Chapter 5 Iteration
  1. while 
    while (expression)
   statement;
    1. The expression is evaluated before each repetition of the loop and so long as it is nonzero the statement is executed.
    2. Examples of while statement. 
        i=1;
  while(i<4) {
     cout << i << endl;
     i++;
  }

  i=1;
  while(i++ < 4)
     cout << i << endl;

  i=1;
  while(++i < 4)
    cout << i << endl;



  2. do .. while 
    do
 statement;
while (expression);
    1. Expression is evaluated after the the statement is executed. If the expression is nonzero the statement is repeated.
    2. do .. while examples. 
        i=1;
  do {
      cout << i << endl;
      i++;
  } while (i < 4);

  i=5;
  do {
      cout << i << endl;
      i++;
  } while (i < 4);

  3. for 
    for(expression1;expresssion2;expression3)
   statement;

 equivalent to

  expression1;
  while(expression2) {
       statement;
       expression3;
  }
    1. expression1
      initializes the loop. executed only once.
    2. expression2
      same as while test. It checks the termination of the loop before statement is executed.
    3. expression3
      is evaluated after statement is executed.
    4. Sample for statement: 
         for(i=1;i<4;i++) cout << i << endl;
  4. comma operator ,
    evaluates the expression to the left then removes the result from the stack. The primary use the the comma (sequential operator) is in for statements. 
       for(i=1,j=4;i<4;i++,j--) cout << i << " " << j << endl;

  5. break The break statement may be used to terminate switch, while, do..while and for loops. 
       while (fabs(a-rp(x,r)) > 0.001) {
         if(k++ > 40) break;
         x = x-(rp(x,r)-a)/(r*rp(x,r-1));
         cout << x << endl;
   }
  6. continue The continue statement is only used with loops. It skips to evaluate the loop again.
    1. While loop 
        i=1;
  while(i++ < 10) {
      if(i%2) continue;
      cout << i << endl;
  }
    2. For Loop.

- - - -

▶ [Work to complete]
Answer these questions from the iteration notes:
1. When is the expression in a do..while evaluated?
2. How many times is expression1 in a for statement executed?
3. What can the break statement be used to terminate?
Use only the iteration notes above to answer.

▶ [Raw data]
- - - -

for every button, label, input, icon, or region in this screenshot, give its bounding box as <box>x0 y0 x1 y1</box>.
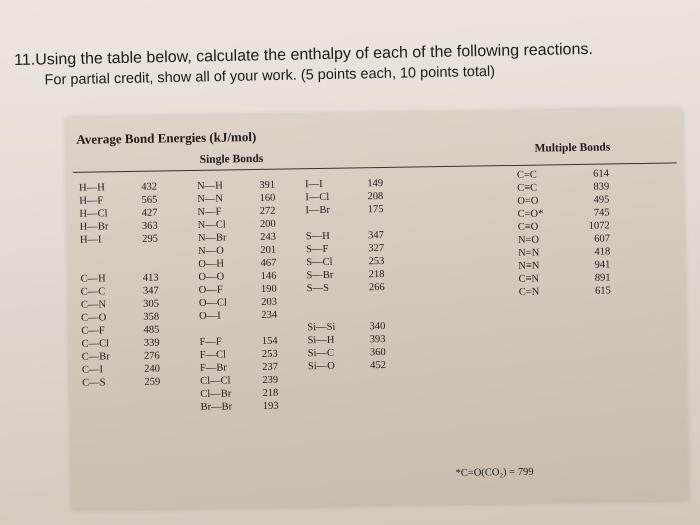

- - - -

▶ [Answer for the task]
1. After the statement is executed.
2. Only once.
3. Switch, while, do..while and for loops.